A block of data
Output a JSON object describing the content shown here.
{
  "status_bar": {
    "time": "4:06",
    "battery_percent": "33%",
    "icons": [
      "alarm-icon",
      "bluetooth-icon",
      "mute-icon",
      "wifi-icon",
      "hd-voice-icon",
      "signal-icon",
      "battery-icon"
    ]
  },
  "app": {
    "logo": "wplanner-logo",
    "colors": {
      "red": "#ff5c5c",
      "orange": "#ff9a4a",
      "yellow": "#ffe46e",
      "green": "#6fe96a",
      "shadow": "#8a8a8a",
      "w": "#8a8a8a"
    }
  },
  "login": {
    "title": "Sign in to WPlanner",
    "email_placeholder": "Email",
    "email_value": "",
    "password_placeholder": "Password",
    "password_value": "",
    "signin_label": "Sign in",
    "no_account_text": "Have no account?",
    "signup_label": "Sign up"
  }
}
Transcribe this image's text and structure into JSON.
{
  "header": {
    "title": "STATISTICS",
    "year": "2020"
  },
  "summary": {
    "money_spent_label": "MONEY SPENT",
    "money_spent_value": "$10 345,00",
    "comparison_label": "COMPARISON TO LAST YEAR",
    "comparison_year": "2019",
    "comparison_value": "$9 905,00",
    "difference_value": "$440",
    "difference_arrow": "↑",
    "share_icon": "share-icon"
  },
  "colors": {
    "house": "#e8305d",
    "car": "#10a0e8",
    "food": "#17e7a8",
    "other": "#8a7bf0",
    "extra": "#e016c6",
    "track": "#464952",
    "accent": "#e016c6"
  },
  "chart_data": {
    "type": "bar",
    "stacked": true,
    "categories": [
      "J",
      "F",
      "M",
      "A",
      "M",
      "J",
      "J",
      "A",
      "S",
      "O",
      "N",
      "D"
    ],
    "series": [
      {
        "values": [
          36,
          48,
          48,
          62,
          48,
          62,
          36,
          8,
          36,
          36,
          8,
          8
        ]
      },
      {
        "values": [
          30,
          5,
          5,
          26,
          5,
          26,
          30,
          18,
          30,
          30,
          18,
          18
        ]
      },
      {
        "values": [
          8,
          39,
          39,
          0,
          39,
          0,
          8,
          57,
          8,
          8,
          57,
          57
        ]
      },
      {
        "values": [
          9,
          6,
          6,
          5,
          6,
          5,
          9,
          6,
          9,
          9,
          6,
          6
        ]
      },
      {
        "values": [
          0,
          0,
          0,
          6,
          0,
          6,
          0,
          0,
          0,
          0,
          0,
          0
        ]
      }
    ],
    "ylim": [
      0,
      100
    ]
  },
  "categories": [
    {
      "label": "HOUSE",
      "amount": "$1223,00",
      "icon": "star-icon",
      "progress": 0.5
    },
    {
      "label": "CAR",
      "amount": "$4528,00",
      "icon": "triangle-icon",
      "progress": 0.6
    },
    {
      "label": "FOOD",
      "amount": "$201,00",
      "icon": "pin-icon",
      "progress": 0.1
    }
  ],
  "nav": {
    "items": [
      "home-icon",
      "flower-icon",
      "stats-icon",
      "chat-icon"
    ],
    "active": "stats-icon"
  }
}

> _To do_: Copy every record exactly as presented.

> _Correct answer_:
Output a JSON object describing the content shown here.
{
  "status_bar": {
    "time": "4:06",
    "battery_percent": "33%",
    "icons": [
      "alarm-icon",
      "bluetooth-icon",
      "mute-icon",
      "wifi-icon",
      "hd-voice-icon",
      "signal-icon",
      "battery-icon"
    ]
  },
  "app": {
    "logo": "wplanner-logo",
    "colors": {
      "red": "#ff5c5c",
      "orange": "#ff9a4a",
      "yellow": "#ffe46e",
      "green": "#6fe96a",
      "shadow": "#8a8a8a",
      "w": "#8a8a8a"
    }
  },
  "login": {
    "title": "Sign in to WPlanner",
    "email_placeholder": "Email",
    "email_value": "",
    "password_placeholder": "Password",
    "password_value": "",
    "signin_label": "Sign in",
    "no_account_text": "Have no account?",
    "signup_label": "Sign up"
  }
}
Transcribe this image's text and structure into JSON.
{
  "header": {
    "title": "STATISTICS",
    "year": "2020"
  },
  "summary": {
    "money_spent_label": "MONEY SPENT",
    "money_spent_value": "$10 345,00",
    "comparison_label": "COMPARISON TO LAST YEAR",
    "comparison_year": "2019",
    "comparison_value": "$9 905,00",
    "difference_value": "$440",
    "difference_arrow": "↑",
    "share_icon": "share-icon"
  },
  "colors": {
    "house": "#e8305d",
    "car": "#10a0e8",
    "food": "#17e7a8",
    "other": "#8a7bf0",
    "extra": "#e016c6",
    "track": "#464952",
    "accent": "#e016c6"
  },
  "chart_data": {
    "type": "bar",
    "stacked": true,
    "categories": [
      "J",
      "F",
      "M",
      "A",
      "M",
      "J",
      "J",
      "A",
      "S",
      "O",
      "N",
      "D"
    ],
    "series": [
      {
        "values": [
          36,
          48,
          48,
          62,
          48,
          62,
          36,
          8,
          36,
          36,
          8,
          8
        ]
      },
      {
        "values": [
          30,
          5,
          5,
          26,
          5,
          26,
          30,
          18,
          30,
          30,
          18,
          18
        ]
      },
      {
        "values": [
          8,
          39,
          39,
          0,
          39,
          0,
          8,
          57,
          8,
          8,
          57,
          57
        ]
      },
      {
        "values": [
          9,
          6,
          6,
          5,
          6,
          5,
          9,
          6,
          9,
          9,
          6,
          6
        ]
      },
      {
        "values": [
          0,
          0,
          0,
          6,
          0,
          6,
          0,
          0,
          0,
          0,
          0,
          0
        ]
      }
    ],
    "ylim": [
      0,
      100
    ]
  },
  "categories": [
    {
      "label": "HOUSE",
      "amount": "$1223,00",
      "icon": "star-icon",
      "progress": 0.5
    },
    {
      "label": "CAR",
      "amount": "$4528,00",
      "icon": "triangle-icon",
      "progress": 0.6
    },
    {
      "label": "FOOD",
      "amount": "$201,00",
      "icon": "pin-icon",
      "progress": 0.1
    }
  ],
  "nav": {
    "items": [
      "home-icon",
      "flower-icon",
      "stats-icon",
      "chat-icon"
    ],
    "active": "stats-icon"
  }
}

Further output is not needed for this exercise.